_Work to do_. Write out the entries below once more, exactly, with the pictures left out.
### Provided records ###
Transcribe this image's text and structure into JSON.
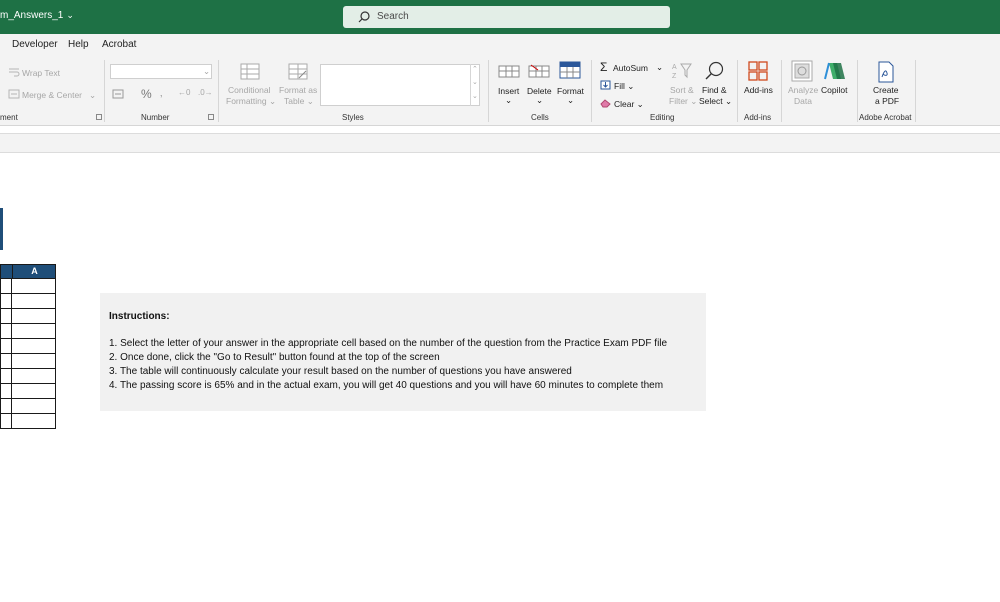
{
  "titlebar": {
    "doc_title": "m_Answers_1",
    "search_placeholder": "Search"
  },
  "menu": {
    "items": [
      "Developer",
      "Help",
      "Acrobat"
    ]
  },
  "ribbon": {
    "alignment": {
      "wrap_text": "Wrap Text",
      "merge_center": "Merge & Center",
      "label": "ment"
    },
    "number": {
      "percent": "%",
      "label": "Number"
    },
    "styles": {
      "conditional_formatting": [
        "Conditional",
        "Formatting"
      ],
      "format_as_table": [
        "Format as",
        "Table"
      ],
      "label": "Styles"
    },
    "cells": {
      "insert": "Insert",
      "delete": "Delete",
      "format": "Format",
      "label": "Cells"
    },
    "editing": {
      "autosum": "AutoSum",
      "fill": "Fill",
      "clear": "Clear",
      "sort_filter": [
        "Sort &",
        "Filter"
      ],
      "find_select": [
        "Find &",
        "Select"
      ],
      "label": "Editing"
    },
    "addins": {
      "addins": "Add-ins",
      "label": "Add-ins"
    },
    "analysis": {
      "analyze_data": [
        "Analyze",
        "Data"
      ],
      "copilot": "Copilot"
    },
    "acrobat": {
      "create_pdf": [
        "Create",
        "a PDF"
      ],
      "label": "Adobe Acrobat"
    }
  },
  "sheet": {
    "table": {
      "column_header": "A",
      "row_count": 10
    },
    "instructions": {
      "title": "Instructions:",
      "lines": [
        "1. Select the letter of your answer in the appropriate cell based on the number of the question from the Practice Exam PDF file",
        "2. Once done, click the \"Go to Result\" button found at the top of the screen",
        "3. The table will continuously calculate your result based on the number of questions you have answered",
        "4. The passing score is 65% and in the actual exam, you will get 40 questions and you will have 60 minutes to complete them"
      ]
    }
  },
  "colors": {
    "titlebar": "#1e7145",
    "table_header": "#1f4e79",
    "instructions_bg": "#f1f1f1"
  }
}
###
_Response to this task_.
Transcribe this image's text and structure into JSON.
{
  "titlebar": {
    "doc_title": "m_Answers_1",
    "search_placeholder": "Search"
  },
  "menu": {
    "items": [
      "Developer",
      "Help",
      "Acrobat"
    ]
  },
  "ribbon": {
    "alignment": {
      "wrap_text": "Wrap Text",
      "merge_center": "Merge & Center",
      "label": "ment"
    },
    "number": {
      "percent": "%",
      "label": "Number"
    },
    "styles": {
      "conditional_formatting": [
        "Conditional",
        "Formatting"
      ],
      "format_as_table": [
        "Format as",
        "Table"
      ],
      "label": "Styles"
    },
    "cells": {
      "insert": "Insert",
      "delete": "Delete",
      "format": "Format",
      "label": "Cells"
    },
    "editing": {
      "autosum": "AutoSum",
      "fill": "Fill",
      "clear": "Clear",
      "sort_filter": [
        "Sort &",
        "Filter"
      ],
      "find_select": [
        "Find &",
        "Select"
      ],
      "label": "Editing"
    },
    "addins": {
      "addins": "Add-ins",
      "label": "Add-ins"
    },
    "analysis": {
      "analyze_data": [
        "Analyze",
        "Data"
      ],
      "copilot": "Copilot"
    },
    "acrobat": {
      "create_pdf": [
        "Create",
        "a PDF"
      ],
      "label": "Adobe Acrobat"
    }
  },
  "sheet": {
    "table": {
      "column_header": "A",
      "row_count": 10
    },
    "instructions": {
      "title": "Instructions:",
      "lines": [
        "1. Select the letter of your answer in the appropriate cell based on the number of the question from the Practice Exam PDF file",
        "2. Once done, click the \"Go to Result\" button found at the top of the screen",
        "3. The table will continuously calculate your result based on the number of questions you have answered",
        "4. The passing score is 65% and in the actual exam, you will get 40 questions and you will have 60 minutes to complete them"
      ]
    }
  },
  "colors": {
    "titlebar": "#1e7145",
    "table_header": "#1f4e79",
    "instructions_bg": "#f1f1f1"
  }
}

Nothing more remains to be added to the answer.